* _Material to process_
-----
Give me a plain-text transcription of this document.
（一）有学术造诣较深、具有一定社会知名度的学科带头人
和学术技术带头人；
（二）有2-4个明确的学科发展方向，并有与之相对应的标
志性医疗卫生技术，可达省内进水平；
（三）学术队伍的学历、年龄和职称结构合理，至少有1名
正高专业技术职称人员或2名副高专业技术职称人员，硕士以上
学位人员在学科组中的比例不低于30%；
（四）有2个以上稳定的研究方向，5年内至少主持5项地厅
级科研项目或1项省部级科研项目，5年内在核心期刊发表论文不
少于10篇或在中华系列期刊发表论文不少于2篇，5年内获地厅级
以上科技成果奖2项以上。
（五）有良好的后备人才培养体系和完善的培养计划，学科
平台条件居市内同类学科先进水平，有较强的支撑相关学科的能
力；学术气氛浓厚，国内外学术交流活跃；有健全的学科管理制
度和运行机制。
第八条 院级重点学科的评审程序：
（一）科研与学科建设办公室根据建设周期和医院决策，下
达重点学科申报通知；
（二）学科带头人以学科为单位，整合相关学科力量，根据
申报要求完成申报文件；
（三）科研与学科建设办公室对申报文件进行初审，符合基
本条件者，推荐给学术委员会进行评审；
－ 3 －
-----
* _Directive_
Copy out all of the records above with nothing altered.

* _Solution to the exercise_
Give me a plain-text transcription of this document.
（一）有学术造诣较深、具有一定社会知名度的学科带头人
和学术技术带头人；
（二）有2-4个明确的学科发展方向，并有与之相对应的标
志性医疗卫生技术，可达省内进水平；
（三）学术队伍的学历、年龄和职称结构合理，至少有1名
正高专业技术职称人员或2名副高专业技术职称人员，硕士以上
学位人员在学科组中的比例不低于30%；
（四）有2个以上稳定的研究方向，5年内至少主持5项地厅
级科研项目或1项省部级科研项目，5年内在核心期刊发表论文不
少于10篇或在中华系列期刊发表论文不少于2篇，5年内获地厅级
以上科技成果奖2项以上。
（五）有良好的后备人才培养体系和完善的培养计划，学科
平台条件居市内同类学科先进水平，有较强的支撑相关学科的能
力；学术气氛浓厚，国内外学术交流活跃；有健全的学科管理制
度和运行机制。
第八条 院级重点学科的评审程序：
（一）科研与学科建设办公室根据建设周期和医院决策，下
达重点学科申报通知；
（二）学科带头人以学科为单位，整合相关学科力量，根据
申报要求完成申报文件；
（三）科研与学科建设办公室对申报文件进行初审，符合基
本条件者，推荐给学术委员会进行评审；
－ 3 －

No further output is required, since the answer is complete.